PROBLEM DETAILS:
Could you transcribe every record below exactly as written, leaving out any pictures?

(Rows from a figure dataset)
..........
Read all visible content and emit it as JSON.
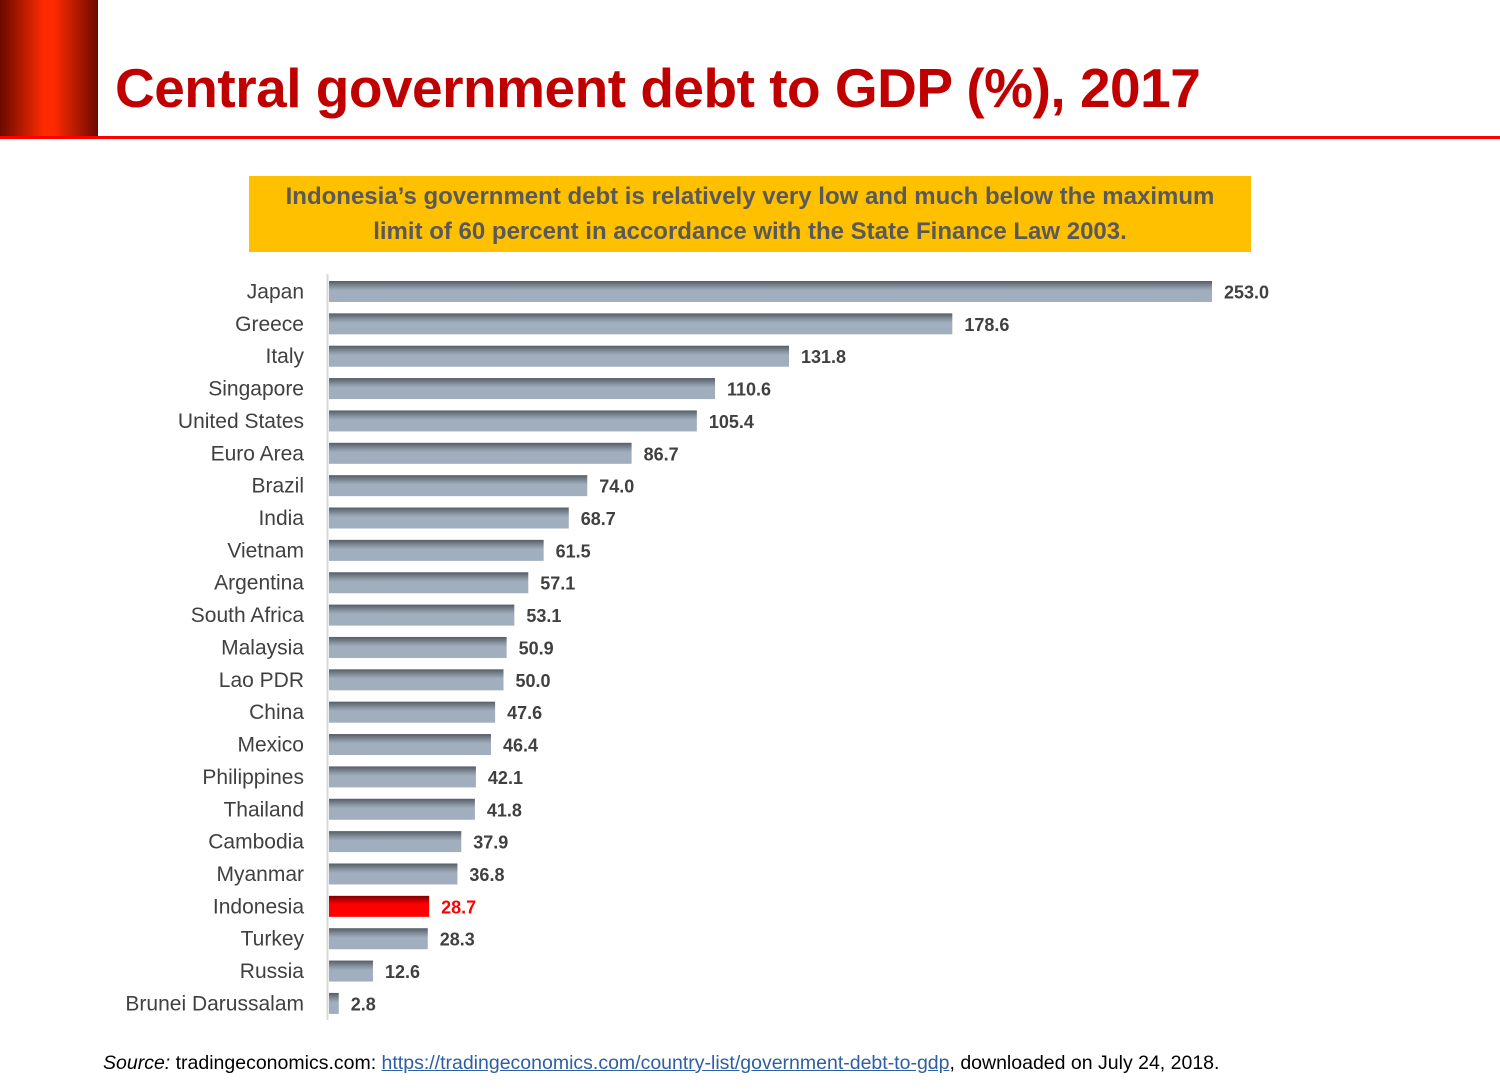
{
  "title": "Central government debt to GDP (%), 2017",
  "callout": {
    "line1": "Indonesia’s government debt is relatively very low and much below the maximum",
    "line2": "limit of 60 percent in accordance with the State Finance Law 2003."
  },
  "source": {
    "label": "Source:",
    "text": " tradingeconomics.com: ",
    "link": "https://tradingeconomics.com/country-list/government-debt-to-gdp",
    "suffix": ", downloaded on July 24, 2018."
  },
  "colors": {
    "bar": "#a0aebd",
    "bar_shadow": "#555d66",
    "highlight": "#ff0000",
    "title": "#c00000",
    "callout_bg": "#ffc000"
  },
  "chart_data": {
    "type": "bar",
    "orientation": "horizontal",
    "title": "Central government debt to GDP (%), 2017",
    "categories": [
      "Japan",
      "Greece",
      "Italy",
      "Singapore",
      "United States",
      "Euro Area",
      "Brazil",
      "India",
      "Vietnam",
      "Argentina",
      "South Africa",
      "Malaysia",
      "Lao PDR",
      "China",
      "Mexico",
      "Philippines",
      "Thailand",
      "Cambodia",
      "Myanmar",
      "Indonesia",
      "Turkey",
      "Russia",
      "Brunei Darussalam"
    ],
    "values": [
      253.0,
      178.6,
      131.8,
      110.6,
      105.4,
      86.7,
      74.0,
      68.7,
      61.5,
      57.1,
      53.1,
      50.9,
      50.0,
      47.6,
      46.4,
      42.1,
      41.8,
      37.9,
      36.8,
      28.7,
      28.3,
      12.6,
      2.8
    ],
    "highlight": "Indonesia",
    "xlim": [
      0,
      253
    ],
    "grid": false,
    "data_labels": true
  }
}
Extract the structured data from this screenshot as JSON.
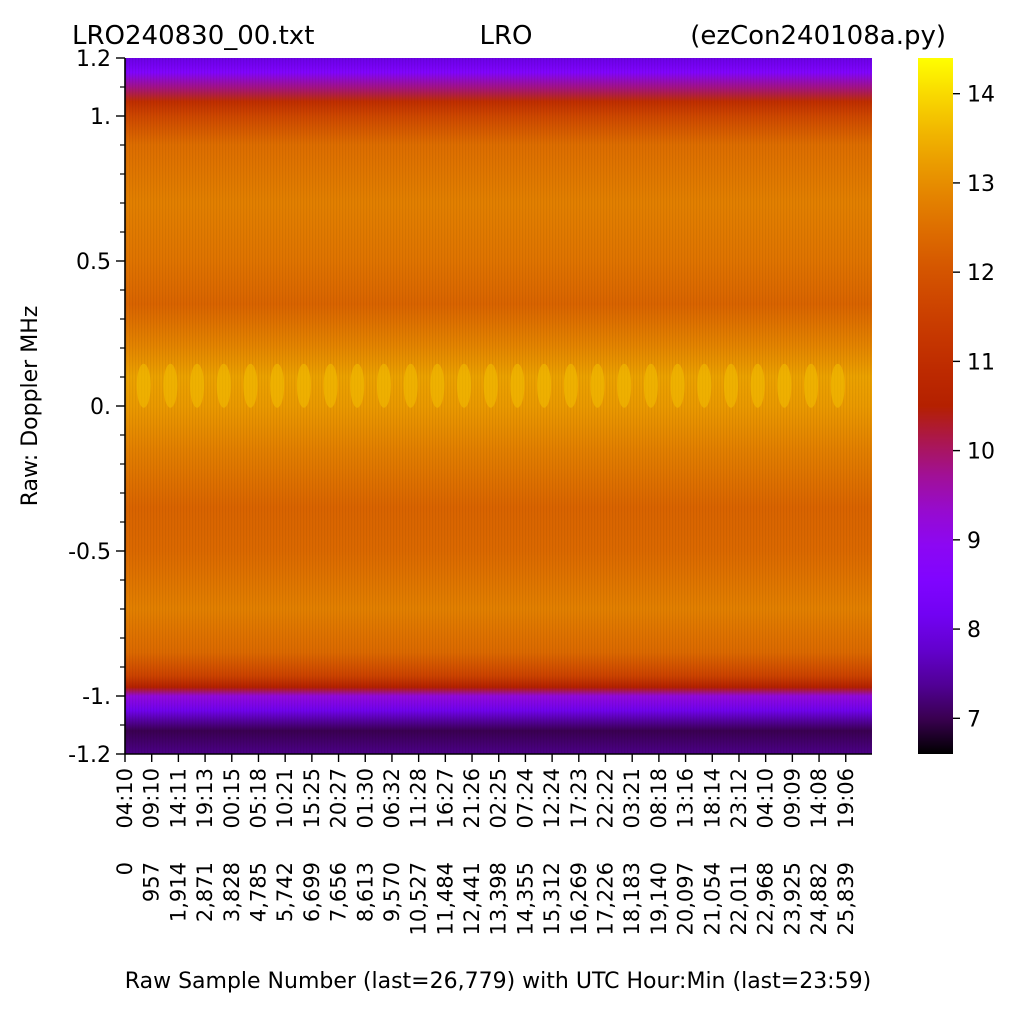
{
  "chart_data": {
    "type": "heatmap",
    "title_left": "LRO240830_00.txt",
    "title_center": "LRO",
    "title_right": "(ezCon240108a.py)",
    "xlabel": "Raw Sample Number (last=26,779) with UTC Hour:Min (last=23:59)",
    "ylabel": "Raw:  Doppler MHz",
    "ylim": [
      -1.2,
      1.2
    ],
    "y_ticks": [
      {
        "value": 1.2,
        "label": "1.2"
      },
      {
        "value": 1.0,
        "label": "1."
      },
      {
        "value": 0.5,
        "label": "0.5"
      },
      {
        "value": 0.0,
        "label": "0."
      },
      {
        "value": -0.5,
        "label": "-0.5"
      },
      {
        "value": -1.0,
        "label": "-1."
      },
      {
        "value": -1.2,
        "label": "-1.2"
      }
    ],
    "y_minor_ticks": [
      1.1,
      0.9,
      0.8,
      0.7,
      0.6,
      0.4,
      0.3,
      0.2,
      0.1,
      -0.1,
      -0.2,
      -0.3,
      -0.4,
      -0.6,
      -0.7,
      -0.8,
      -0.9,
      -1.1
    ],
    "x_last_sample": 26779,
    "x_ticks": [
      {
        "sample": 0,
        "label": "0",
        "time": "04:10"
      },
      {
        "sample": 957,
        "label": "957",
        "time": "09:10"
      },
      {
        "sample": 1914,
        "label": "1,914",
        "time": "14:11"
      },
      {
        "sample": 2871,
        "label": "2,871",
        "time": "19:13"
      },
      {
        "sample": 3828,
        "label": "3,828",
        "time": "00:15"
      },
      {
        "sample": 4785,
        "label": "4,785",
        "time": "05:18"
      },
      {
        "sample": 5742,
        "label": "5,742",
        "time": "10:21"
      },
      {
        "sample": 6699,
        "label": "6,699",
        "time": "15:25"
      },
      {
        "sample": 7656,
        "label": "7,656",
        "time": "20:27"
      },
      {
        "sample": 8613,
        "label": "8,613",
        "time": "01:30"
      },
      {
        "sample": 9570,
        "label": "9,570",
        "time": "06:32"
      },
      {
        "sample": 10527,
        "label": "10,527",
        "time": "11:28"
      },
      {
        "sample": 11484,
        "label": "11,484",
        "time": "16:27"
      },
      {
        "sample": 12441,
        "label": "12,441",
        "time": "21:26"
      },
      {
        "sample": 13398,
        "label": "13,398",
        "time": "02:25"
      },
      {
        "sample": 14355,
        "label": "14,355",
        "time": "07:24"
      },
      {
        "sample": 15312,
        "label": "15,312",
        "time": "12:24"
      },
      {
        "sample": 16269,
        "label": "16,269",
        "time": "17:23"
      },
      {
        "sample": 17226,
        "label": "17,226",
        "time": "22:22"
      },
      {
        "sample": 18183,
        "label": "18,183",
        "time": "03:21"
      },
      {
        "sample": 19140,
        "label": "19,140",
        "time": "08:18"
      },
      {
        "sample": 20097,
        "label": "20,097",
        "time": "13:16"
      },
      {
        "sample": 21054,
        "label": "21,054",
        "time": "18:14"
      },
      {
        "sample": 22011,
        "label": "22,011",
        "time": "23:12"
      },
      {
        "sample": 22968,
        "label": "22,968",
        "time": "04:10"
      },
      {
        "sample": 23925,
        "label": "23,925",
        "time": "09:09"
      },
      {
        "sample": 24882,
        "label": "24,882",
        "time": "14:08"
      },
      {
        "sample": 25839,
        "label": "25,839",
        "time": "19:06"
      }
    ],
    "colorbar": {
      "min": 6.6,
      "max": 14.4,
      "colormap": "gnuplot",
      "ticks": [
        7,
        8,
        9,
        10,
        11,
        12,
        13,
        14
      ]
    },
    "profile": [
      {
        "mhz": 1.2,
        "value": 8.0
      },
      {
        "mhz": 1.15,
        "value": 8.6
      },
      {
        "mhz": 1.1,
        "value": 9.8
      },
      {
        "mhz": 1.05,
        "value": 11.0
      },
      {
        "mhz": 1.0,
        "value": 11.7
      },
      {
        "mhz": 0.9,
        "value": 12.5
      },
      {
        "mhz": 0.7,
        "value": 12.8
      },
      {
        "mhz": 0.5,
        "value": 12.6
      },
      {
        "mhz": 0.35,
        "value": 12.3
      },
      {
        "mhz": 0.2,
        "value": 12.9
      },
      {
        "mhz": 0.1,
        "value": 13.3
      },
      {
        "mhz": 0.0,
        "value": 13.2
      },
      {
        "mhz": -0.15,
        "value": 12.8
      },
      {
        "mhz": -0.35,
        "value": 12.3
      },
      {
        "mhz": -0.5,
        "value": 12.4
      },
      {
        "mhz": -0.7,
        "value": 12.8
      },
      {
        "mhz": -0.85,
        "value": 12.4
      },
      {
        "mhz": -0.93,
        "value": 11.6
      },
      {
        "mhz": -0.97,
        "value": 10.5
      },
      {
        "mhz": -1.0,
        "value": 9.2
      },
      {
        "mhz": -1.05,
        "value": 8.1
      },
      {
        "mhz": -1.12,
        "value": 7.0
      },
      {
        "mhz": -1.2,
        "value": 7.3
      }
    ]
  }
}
..........
RESPONSE TO THE EXERCISE:
Read all visible content and emit it as JSON.
{
  "title": "Central government debt to GDP (%), 2017",
  "callout": {
    "line1": "Indonesia’s government debt is relatively very low and much below the maximum",
    "line2": "limit of 60 percent in accordance with the State Finance Law 2003."
  },
  "source": {
    "label": "Source:",
    "text": " tradingeconomics.com: ",
    "link": "https://tradingeconomics.com/country-list/government-debt-to-gdp",
    "suffix": ", downloaded on July 24, 2018."
  },
  "colors": {
    "bar": "#a0aebd",
    "bar_shadow": "#555d66",
    "highlight": "#ff0000",
    "title": "#c00000",
    "callout_bg": "#ffc000"
  },
  "chart_data": {
    "type": "bar",
    "orientation": "horizontal",
    "title": "Central government debt to GDP (%), 2017",
    "categories": [
      "Japan",
      "Greece",
      "Italy",
      "Singapore",
      "United States",
      "Euro Area",
      "Brazil",
      "India",
      "Vietnam",
      "Argentina",
      "South Africa",
      "Malaysia",
      "Lao PDR",
      "China",
      "Mexico",
      "Philippines",
      "Thailand",
      "Cambodia",
      "Myanmar",
      "Indonesia",
      "Turkey",
      "Russia",
      "Brunei Darussalam"
    ],
    "values": [
      253.0,
      178.6,
      131.8,
      110.6,
      105.4,
      86.7,
      74.0,
      68.7,
      61.5,
      57.1,
      53.1,
      50.9,
      50.0,
      47.6,
      46.4,
      42.1,
      41.8,
      37.9,
      36.8,
      28.7,
      28.3,
      12.6,
      2.8
    ],
    "highlight": "Indonesia",
    "xlim": [
      0,
      253
    ],
    "grid": false,
    "data_labels": true
  }
}
Extract the structured data from this screenshot as JSON.
{
  "chart_data": {
    "type": "heatmap",
    "title_left": "LRO240830_00.txt",
    "title_center": "LRO",
    "title_right": "(ezCon240108a.py)",
    "xlabel": "Raw Sample Number (last=26,779) with UTC Hour:Min (last=23:59)",
    "ylabel": "Raw:  Doppler MHz",
    "ylim": [
      -1.2,
      1.2
    ],
    "y_ticks": [
      {
        "value": 1.2,
        "label": "1.2"
      },
      {
        "value": 1.0,
        "label": "1."
      },
      {
        "value": 0.5,
        "label": "0.5"
      },
      {
        "value": 0.0,
        "label": "0."
      },
      {
        "value": -0.5,
        "label": "-0.5"
      },
      {
        "value": -1.0,
        "label": "-1."
      },
      {
        "value": -1.2,
        "label": "-1.2"
      }
    ],
    "y_minor_ticks": [
      1.1,
      0.9,
      0.8,
      0.7,
      0.6,
      0.4,
      0.3,
      0.2,
      0.1,
      -0.1,
      -0.2,
      -0.3,
      -0.4,
      -0.6,
      -0.7,
      -0.8,
      -0.9,
      -1.1
    ],
    "x_last_sample": 26779,
    "x_ticks": [
      {
        "sample": 0,
        "label": "0",
        "time": "04:10"
      },
      {
        "sample": 957,
        "label": "957",
        "time": "09:10"
      },
      {
        "sample": 1914,
        "label": "1,914",
        "time": "14:11"
      },
      {
        "sample": 2871,
        "label": "2,871",
        "time": "19:13"
      },
      {
        "sample": 3828,
        "label": "3,828",
        "time": "00:15"
      },
      {
        "sample": 4785,
        "label": "4,785",
        "time": "05:18"
      },
      {
        "sample": 5742,
        "label": "5,742",
        "time": "10:21"
      },
      {
        "sample": 6699,
        "label": "6,699",
        "time": "15:25"
      },
      {
        "sample": 7656,
        "label": "7,656",
        "time": "20:27"
      },
      {
        "sample": 8613,
        "label": "8,613",
        "time": "01:30"
      },
      {
        "sample": 9570,
        "label": "9,570",
        "time": "06:32"
      },
      {
        "sample": 10527,
        "label": "10,527",
        "time": "11:28"
      },
      {
        "sample": 11484,
        "label": "11,484",
        "time": "16:27"
      },
      {
        "sample": 12441,
        "label": "12,441",
        "time": "21:26"
      },
      {
        "sample": 13398,
        "label": "13,398",
        "time": "02:25"
      },
      {
        "sample": 14355,
        "label": "14,355",
        "time": "07:24"
      },
      {
        "sample": 15312,
        "label": "15,312",
        "time": "12:24"
      },
      {
        "sample": 16269,
        "label": "16,269",
        "time": "17:23"
      },
      {
        "sample": 17226,
        "label": "17,226",
        "time": "22:22"
      },
      {
        "sample": 18183,
        "label": "18,183",
        "time": "03:21"
      },
      {
        "sample": 19140,
        "label": "19,140",
        "time": "08:18"
      },
      {
        "sample": 20097,
        "label": "20,097",
        "time": "13:16"
      },
      {
        "sample": 21054,
        "label": "21,054",
        "time": "18:14"
      },
      {
        "sample": 22011,
        "label": "22,011",
        "time": "23:12"
      },
      {
        "sample": 22968,
        "label": "22,968",
        "time": "04:10"
      },
      {
        "sample": 23925,
        "label": "23,925",
        "time": "09:09"
      },
      {
        "sample": 24882,
        "label": "24,882",
        "time": "14:08"
      },
      {
        "sample": 25839,
        "label": "25,839",
        "time": "19:06"
      }
    ],
    "colorbar": {
      "min": 6.6,
      "max": 14.4,
      "colormap": "gnuplot",
      "ticks": [
        7,
        8,
        9,
        10,
        11,
        12,
        13,
        14
      ]
    },
    "profile": [
      {
        "mhz": 1.2,
        "value": 8.0
      },
      {
        "mhz": 1.15,
        "value": 8.6
      },
      {
        "mhz": 1.1,
        "value": 9.8
      },
      {
        "mhz": 1.05,
        "value": 11.0
      },
      {
        "mhz": 1.0,
        "value": 11.7
      },
      {
        "mhz": 0.9,
        "value": 12.5
      },
      {
        "mhz": 0.7,
        "value": 12.8
      },
      {
        "mhz": 0.5,
        "value": 12.6
      },
      {
        "mhz": 0.35,
        "value": 12.3
      },
      {
        "mhz": 0.2,
        "value": 12.9
      },
      {
        "mhz": 0.1,
        "value": 13.3
      },
      {
        "mhz": 0.0,
        "value": 13.2
      },
      {
        "mhz": -0.15,
        "value": 12.8
      },
      {
        "mhz": -0.35,
        "value": 12.3
      },
      {
        "mhz": -0.5,
        "value": 12.4
      },
      {
        "mhz": -0.7,
        "value": 12.8
      },
      {
        "mhz": -0.85,
        "value": 12.4
      },
      {
        "mhz": -0.93,
        "value": 11.6
      },
      {
        "mhz": -0.97,
        "value": 10.5
      },
      {
        "mhz": -1.0,
        "value": 9.2
      },
      {
        "mhz": -1.05,
        "value": 8.1
      },
      {
        "mhz": -1.12,
        "value": 7.0
      },
      {
        "mhz": -1.2,
        "value": 7.3
      }
    ]
  }
}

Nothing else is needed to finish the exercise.